_WORK INSTRUCTIONS_
Pictures stay out of the copy; set down each line of the listing below exactly.

::::

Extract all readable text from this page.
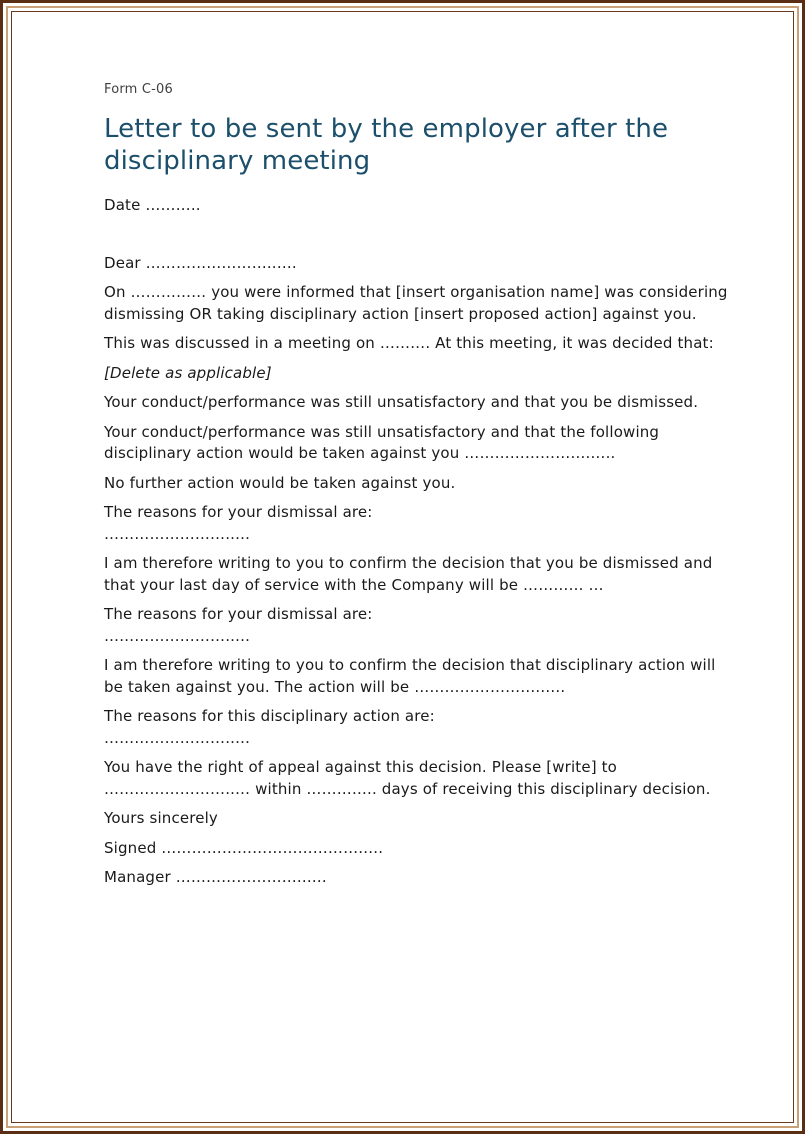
Form C-06
Letter to be sent by the employer after the
disciplinary meeting

Date ………..

Dear ……………………..….

On …………… you were informed that [insert organisation name] was considering dismissing OR taking disciplinary action [insert proposed action] against you.

This was discussed in a meeting on ………. At this meeting, it was decided that:

[Delete as applicable]

Your conduct/performance was still unsatisfactory and that you be dismissed.

Your conduct/performance was still unsatisfactory and that the following disciplinary action would be taken against you …………………….…..

No further action would be taken against you.

The reasons for your dismissal are:
……………………..…

I am therefore writing to you to confirm the decision that you be dismissed and that your last day of service with the Company will be ………… …

The reasons for your dismissal are:
……………………..…

I am therefore writing to you to confirm the decision that disciplinary action will be taken against you. The action will be ……………………..….

The reasons for this disciplinary action are:
……………………..…

You have the right of appeal against this decision. Please [write] to ……………………..… within ………….. days of receiving this disciplinary decision.

Yours sincerely

Signed ………………………………….….

Manager ……………………..….
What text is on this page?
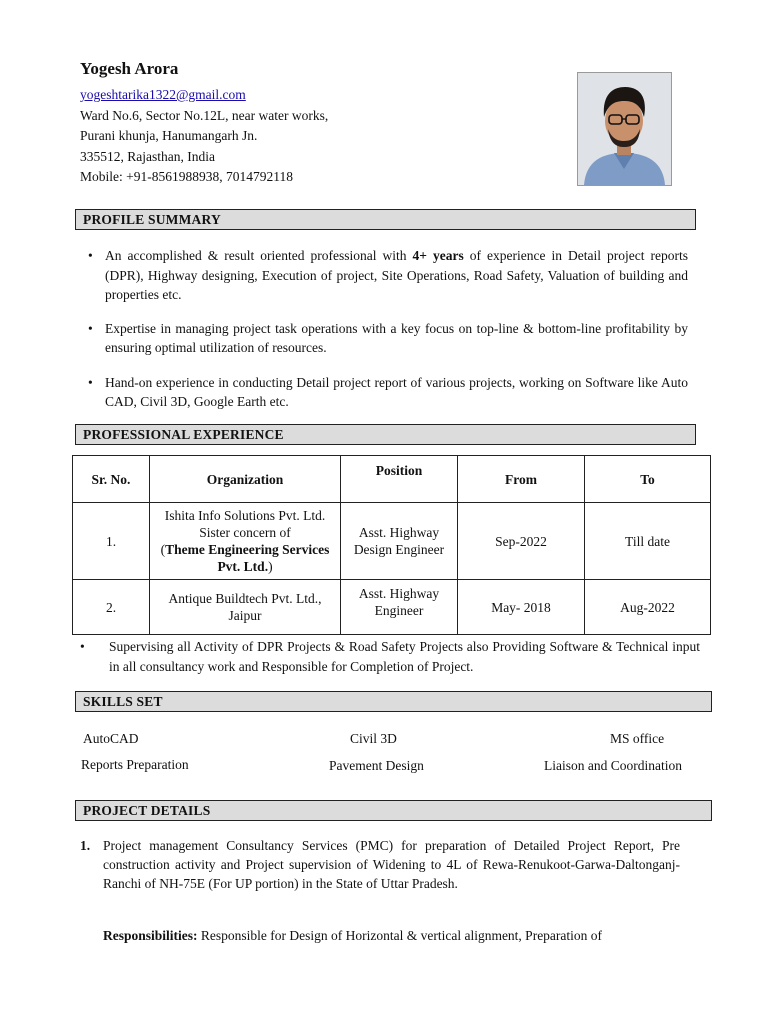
Yogesh Arora
yogeshtarika1322@gmail.com
Ward No.6, Sector No.12L, near water works,
Purani khunja, Hanumangarh Jn.
335512, Rajasthan, India
Mobile: +91-8561988938, 7014792118
PROFILE SUMMARY
• An accomplished & result oriented professional with 4+ years of experience in Detail project reports (DPR), Highway designing, Execution of project, Site Operations, Road Safety, Valuation of building and properties etc.
• Expertise in managing project task operations with a key focus on top-line & bottom-line profitability by ensuring optimal utilization of resources.
• Hand-on experience in conducting Detail project report of various projects, working on Software like Auto CAD, Civil 3D, Google Earth etc.
PROFESSIONAL EXPERIENCE
Sr. No.	Organization	Position	From	To
1.	Ishita Info Solutions Pvt. Ltd. Sister concern of
(Theme Engineering Services Pvt. Ltd.)	Asst. Highway Design Engineer	Sep-2022	Till date
2.	Antique Buildtech Pvt. Ltd., Jaipur	Asst. Highway Engineer	May- 2018	Aug-2022
• Supervising all Activity of DPR Projects & Road Safety Projects also Providing Software & Technical input in all consultancy work and Responsible for Completion of Project.
SKILLS SET
AutoCAD	Civil 3D	MS office
Reports Preparation	Pavement Design	Liaison and Coordination
PROJECT DETAILS
1. Project management Consultancy Services (PMC) for preparation of Detailed Project Report, Pre construction activity and Project supervision of Widening to 4L of Rewa-Renukoot-Garwa-Daltonganj-Ranchi of NH-75E (For UP portion) in the State of Uttar Pradesh.
Responsibilities: Responsible for Design of Horizontal & vertical alignment, Preparation of
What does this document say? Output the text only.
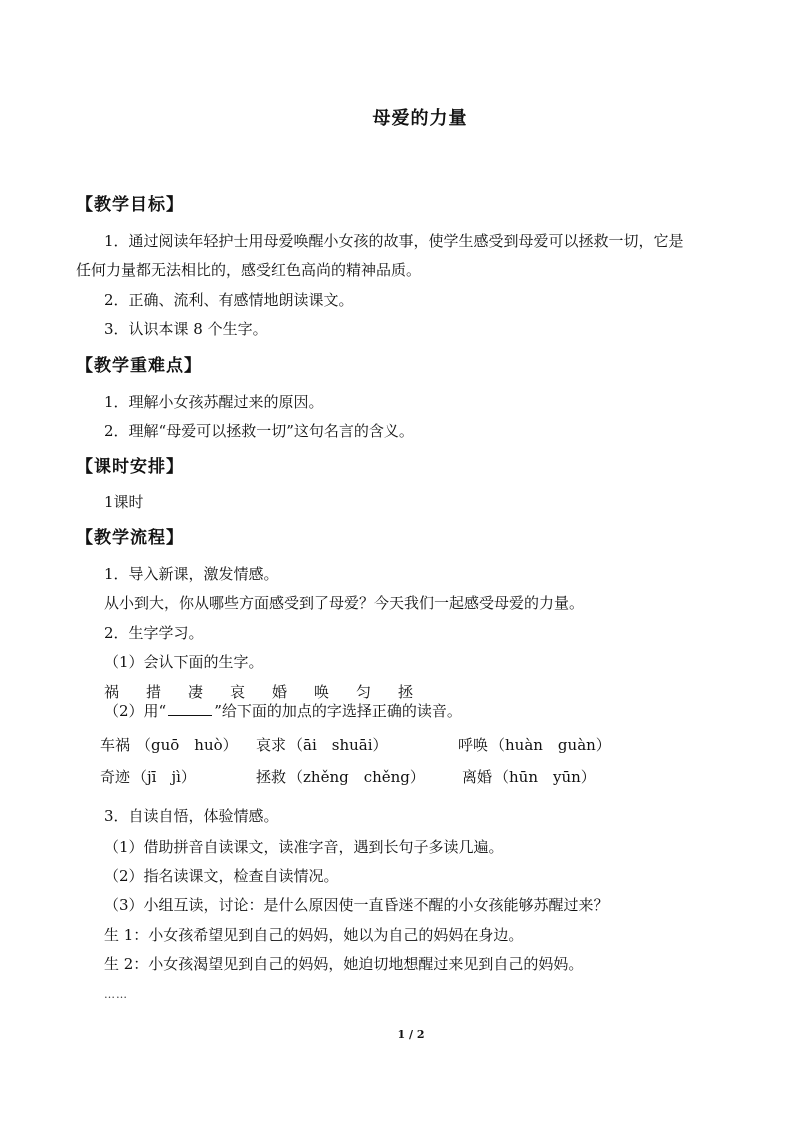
母爱的力量
【教学目标】
1．通过阅读年轻护士用母爱唤醒小女孩的故事，使学生感受到母爱可以拯救一切，它是
任何力量都无法相比的，感受红色高尚的精神品质。
2．正确、流利、有感情地朗读课文。
3．认识本课 8 个生字。
【教学重难点】
1．理解小女孩苏醒过来的原因。
2．理解“母爱可以拯救一切”这句名言的含义。
【课时安排】
1课时
【教学流程】
1．导入新课，激发情感。
从小到大，你从哪些方面感受到了母爱？今天我们一起感受母爱的力量。
2．生字学习。
（1）会认下面的生字。
祸 措 凄 哀 婚 唤 匀 拯
（2）用“	”给下面的加点的字选择正确的读音。
车祸 （guō　huò） 哀求 （āi　shuāi）	呼唤 （huàn　guàn）
奇迹 （jī　jì）	拯救 （zhěng　chěng） 离婚 （hūn　yūn）
3．自读自悟，体验情感。
（1）借助拼音自读课文，读准字音，遇到长句子多读几遍。
（2）指名读课文，检查自读情况。
（3）小组互读，讨论：是什么原因使一直昏迷不醒的小女孩能够苏醒过来？
生 1：小女孩希望见到自己的妈妈，她以为自己的妈妈在身边。
生 2：小女孩渴望见到自己的妈妈，她迫切地想醒过来见到自己的妈妈。
……
1 / 2
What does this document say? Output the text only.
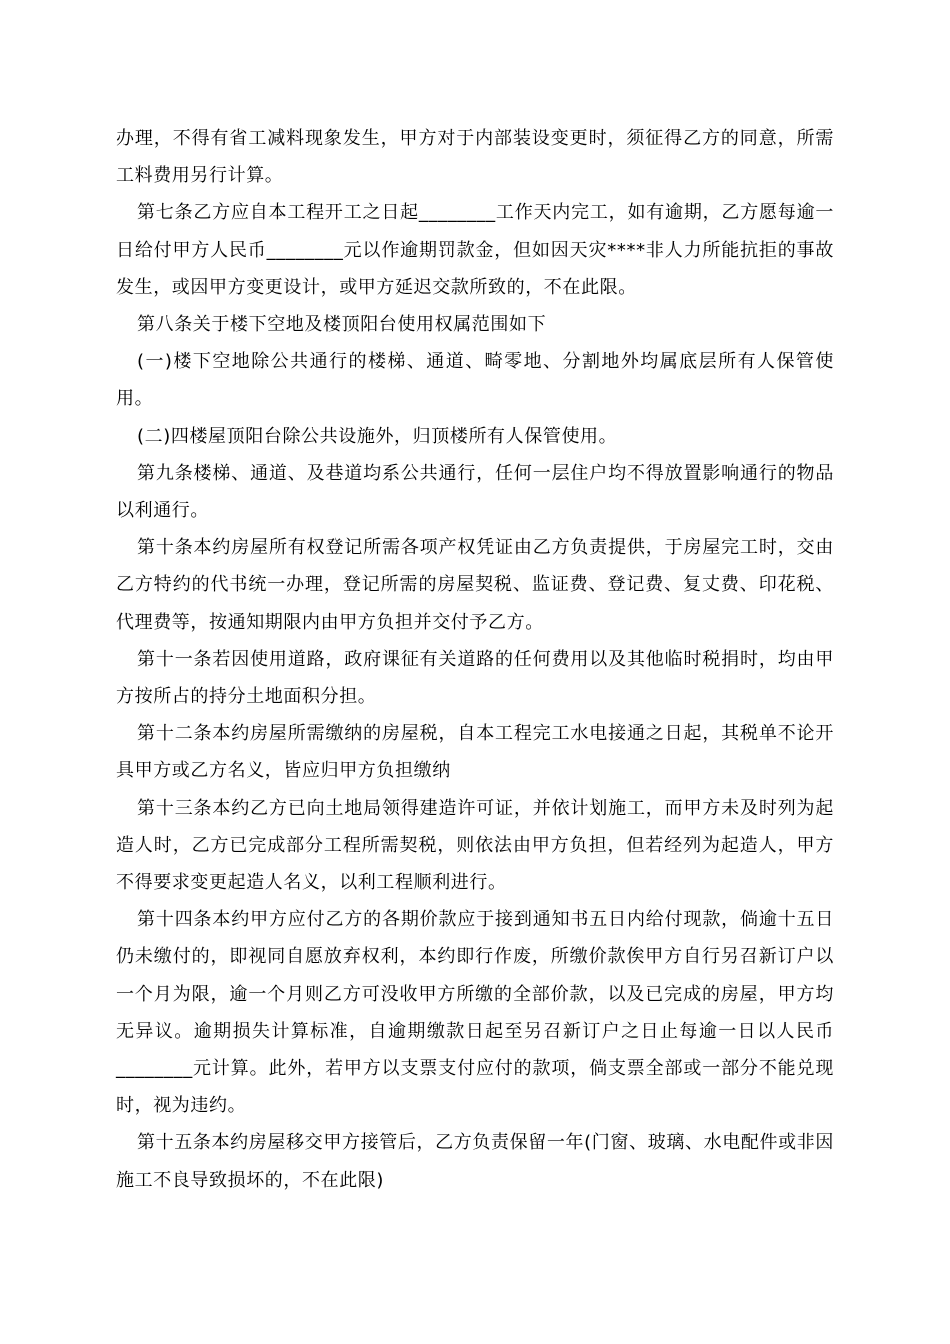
办理，不得有省工减料现象发生，甲方对于内部装设变更时，须征得乙方的同意，所需工料费用另行计算。

第七条乙方应自本工程开工之日起________工作天内完工，如有逾期，乙方愿每逾一日给付甲方人民币________元以作逾期罚款金，但如因天灾****非人力所能抗拒的事故发生，或因甲方变更设计，或甲方延迟交款所致的，不在此限。

第八条关于楼下空地及楼顶阳台使用权属范围如下

(一)楼下空地除公共通行的楼梯、通道、畸零地、分割地外均属底层所有人保管使用。

(二)四楼屋顶阳台除公共设施外，归顶楼所有人保管使用。

第九条楼梯、通道、及巷道均系公共通行，任何一层住户均不得放置影响通行的物品以利通行。

第十条本约房屋所有权登记所需各项产权凭证由乙方负责提供，于房屋完工时，交由乙方特约的代书统一办理，登记所需的房屋契税、监证费、登记费、复丈费、印花税、代理费等，按通知期限内由甲方负担并交付予乙方。

第十一条若因使用道路，政府课征有关道路的任何费用以及其他临时税捐时，均由甲方按所占的持分土地面积分担。

第十二条本约房屋所需缴纳的房屋税，自本工程完工水电接通之日起，其税单不论开具甲方或乙方名义，皆应归甲方负担缴纳

第十三条本约乙方已向土地局领得建造许可证，并依计划施工，而甲方未及时列为起造人时，乙方已完成部分工程所需契税，则依法由甲方负担，但若经列为起造人，甲方不得要求变更起造人名义，以利工程顺利进行。

第十四条本约甲方应付乙方的各期价款应于接到通知书五日内给付现款，倘逾十五日仍未缴付的，即视同自愿放弃权利，本约即行作废，所缴价款俟甲方自行另召新订户以一个月为限，逾一个月则乙方可没收甲方所缴的全部价款，以及已完成的房屋，甲方均无异议。逾期损失计算标准，自逾期缴款日起至另召新订户之日止每逾一日以人民币________元计算。此外，若甲方以支票支付应付的款项，倘支票全部或一部分不能兑现时，视为违约。

第十五条本约房屋移交甲方接管后，乙方负责保留一年(门窗、玻璃、水电配件或非因施工不良导致损坏的，不在此限)
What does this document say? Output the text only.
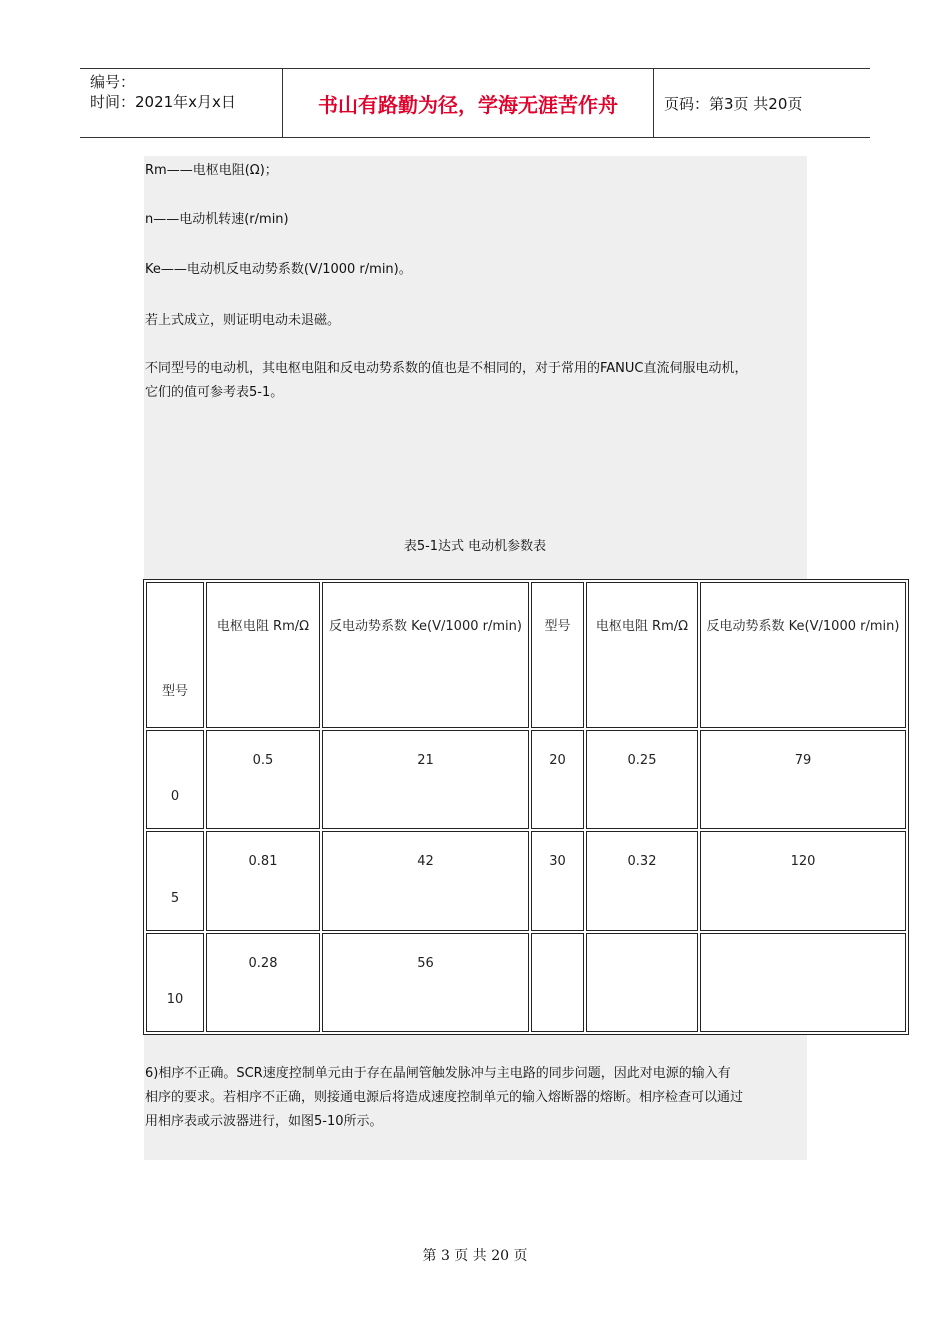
编号：
时间：2021年x月x日	书山有路勤为径，学海无涯苦作舟	页码：第3页 共20页
Rm——电枢电阻(Ω)；
n——电动机转速(r/min)
Ke——电动机反电动势系数(V/1000 r/min)。
若上式成立，则证明电动未退磁。
不同型号的电动机，其电枢电阻和反电动势系数的值也是不相同的，对于常用的FANUC直流伺服电动机，
它们的值可参考表5-1。
表5-1达式 电动机参数表
型号	电枢电阻 Rm/Ω	反电动势系数 Ke(V/1000 r/min)	型号	电枢电阻 Rm/Ω	反电动势系数 Ke(V/1000 r/min)

0	0.5	21	20	0.25	79

5	0.81	42	30	0.32	120

10	0.28	56			

6)相序不正确。SCR速度控制单元由于存在晶闸管触发脉冲与主电路的同步问题，因此对电源的输入有
相序的要求。若相序不正确，则接通电源后将造成速度控制单元的输入熔断器的熔断。相序检查可以通过
用相序表或示波器进行，如图5-10所示。
第 3 页 共 20 页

::::

_FINISHED ANSWER_
Extract all readable text from this page.
Form C-06
Letter to be sent by the employer after the
disciplinary meeting

Date ………..

Dear ……………………..….

On …………… you were informed that [insert organisation name] was considering dismissing OR taking disciplinary action [insert proposed action] against you.

This was discussed in a meeting on ………. At this meeting, it was decided that:

[Delete as applicable]

Your conduct/performance was still unsatisfactory and that you be dismissed.

Your conduct/performance was still unsatisfactory and that the following disciplinary action would be taken against you …………………….…..

No further action would be taken against you.

The reasons for your dismissal are:
……………………..…

I am therefore writing to you to confirm the decision that you be dismissed and that your last day of service with the Company will be ………… …

The reasons for your dismissal are:
……………………..…

I am therefore writing to you to confirm the decision that disciplinary action will be taken against you. The action will be ……………………..….

The reasons for this disciplinary action are:
……………………..…

You have the right of appeal against this decision. Please [write] to ……………………..… within ………….. days of receiving this disciplinary decision.

Yours sincerely

Signed ………………………………….….

Manager ……………………..….
What text is on this page?
Yogesh Arora
yogeshtarika1322@gmail.com
Ward No.6, Sector No.12L, near water works,
Purani khunja, Hanumangarh Jn.
335512, Rajasthan, India
Mobile: +91-8561988938, 7014792118
PROFILE SUMMARY
• An accomplished & result oriented professional with 4+ years of experience in Detail project reports (DPR), Highway designing, Execution of project, Site Operations, Road Safety, Valuation of building and properties etc.
• Expertise in managing project task operations with a key focus on top-line & bottom-line profitability by ensuring optimal utilization of resources.
• Hand-on experience in conducting Detail project report of various projects, working on Software like Auto CAD, Civil 3D, Google Earth etc.
PROFESSIONAL EXPERIENCE
Sr. No.	Organization	Position	From	To
1.	Ishita Info Solutions Pvt. Ltd. Sister concern of
(Theme Engineering Services Pvt. Ltd.)	Asst. Highway Design Engineer	Sep-2022	Till date
2.	Antique Buildtech Pvt. Ltd., Jaipur	Asst. Highway Engineer	May- 2018	Aug-2022
• Supervising all Activity of DPR Projects & Road Safety Projects also Providing Software & Technical input in all consultancy work and Responsible for Completion of Project.
SKILLS SET
AutoCAD	Civil 3D	MS office
Reports Preparation	Pavement Design	Liaison and Coordination
PROJECT DETAILS
1. Project management Consultancy Services (PMC) for preparation of Detailed Project Report, Pre construction activity and Project supervision of Widening to 4L of Rewa-Renukoot-Garwa-Daltonganj-Ranchi of NH-75E (For UP portion) in the State of Uttar Pradesh.
Responsibilities: Responsible for Design of Horizontal & vertical alignment, Preparation of
What does this document say? Output the text only.
母爱的力量
【教学目标】
1．通过阅读年轻护士用母爱唤醒小女孩的故事，使学生感受到母爱可以拯救一切，它是
任何力量都无法相比的，感受红色高尚的精神品质。
2．正确、流利、有感情地朗读课文。
3．认识本课 8 个生字。
【教学重难点】
1．理解小女孩苏醒过来的原因。
2．理解“母爱可以拯救一切”这句名言的含义。
【课时安排】
1课时
【教学流程】
1．导入新课，激发情感。
从小到大，你从哪些方面感受到了母爱？今天我们一起感受母爱的力量。
2．生字学习。
（1）会认下面的生字。
祸 措 凄 哀 婚 唤 匀 拯
（2）用“	”给下面的加点的字选择正确的读音。
车祸 （guō　huò） 哀求 （āi　shuāi）	呼唤 （huàn　guàn）
奇迹 （jī　jì）	拯救 （zhěng　chěng） 离婚 （hūn　yūn）
3．自读自悟，体验情感。
（1）借助拼音自读课文，读准字音，遇到长句子多读几遍。
（2）指名读课文，检查自读情况。
（3）小组互读，讨论：是什么原因使一直昏迷不醒的小女孩能够苏醒过来？
生 1：小女孩希望见到自己的妈妈，她以为自己的妈妈在身边。
生 2：小女孩渴望见到自己的妈妈，她迫切地想醒过来见到自己的妈妈。
……
1 / 2
What does this document say? Output the text only.
办理，不得有省工减料现象发生，甲方对于内部装设变更时，须征得乙方的同意，所需工料费用另行计算。

第七条乙方应自本工程开工之日起________工作天内完工，如有逾期，乙方愿每逾一日给付甲方人民币________元以作逾期罚款金，但如因天灾****非人力所能抗拒的事故发生，或因甲方变更设计，或甲方延迟交款所致的，不在此限。

第八条关于楼下空地及楼顶阳台使用权属范围如下

(一)楼下空地除公共通行的楼梯、通道、畸零地、分割地外均属底层所有人保管使用。

(二)四楼屋顶阳台除公共设施外，归顶楼所有人保管使用。

第九条楼梯、通道、及巷道均系公共通行，任何一层住户均不得放置影响通行的物品以利通行。

第十条本约房屋所有权登记所需各项产权凭证由乙方负责提供，于房屋完工时，交由乙方特约的代书统一办理，登记所需的房屋契税、监证费、登记费、复丈费、印花税、代理费等，按通知期限内由甲方负担并交付予乙方。

第十一条若因使用道路，政府课征有关道路的任何费用以及其他临时税捐时，均由甲方按所占的持分土地面积分担。

第十二条本约房屋所需缴纳的房屋税，自本工程完工水电接通之日起，其税单不论开具甲方或乙方名义，皆应归甲方负担缴纳

第十三条本约乙方已向土地局领得建造许可证，并依计划施工，而甲方未及时列为起造人时，乙方已完成部分工程所需契税，则依法由甲方负担，但若经列为起造人，甲方不得要求变更起造人名义，以利工程顺利进行。

第十四条本约甲方应付乙方的各期价款应于接到通知书五日内给付现款，倘逾十五日仍未缴付的，即视同自愿放弃权利，本约即行作废，所缴价款俟甲方自行另召新订户以一个月为限，逾一个月则乙方可没收甲方所缴的全部价款，以及已完成的房屋，甲方均无异议。逾期损失计算标准，自逾期缴款日起至另召新订户之日止每逾一日以人民币________元计算。此外，若甲方以支票支付应付的款项，倘支票全部或一部分不能兑现时，视为违约。

第十五条本约房屋移交甲方接管后，乙方负责保留一年(门窗、玻璃、水电配件或非因施工不良导致损坏的，不在此限)
What does this document say? Output the text only.
编号：
时间：2021年x月x日	书山有路勤为径，学海无涯苦作舟	页码：第3页 共20页
Rm——电枢电阻(Ω)；
n——电动机转速(r/min)
Ke——电动机反电动势系数(V/1000 r/min)。
若上式成立，则证明电动未退磁。
不同型号的电动机，其电枢电阻和反电动势系数的值也是不相同的，对于常用的FANUC直流伺服电动机，
它们的值可参考表5-1。
表5-1达式 电动机参数表
型号	电枢电阻 Rm/Ω	反电动势系数 Ke(V/1000 r/min)	型号	电枢电阻 Rm/Ω	反电动势系数 Ke(V/1000 r/min)

0	0.5	21	20	0.25	79

5	0.81	42	30	0.32	120

10	0.28	56			

6)相序不正确。SCR速度控制单元由于存在晶闸管触发脉冲与主电路的同步问题，因此对电源的输入有
相序的要求。若相序不正确，则接通电源后将造成速度控制单元的输入熔断器的熔断。相序检查可以通过
用相序表或示波器进行，如图5-10所示。
第 3 页 共 20 页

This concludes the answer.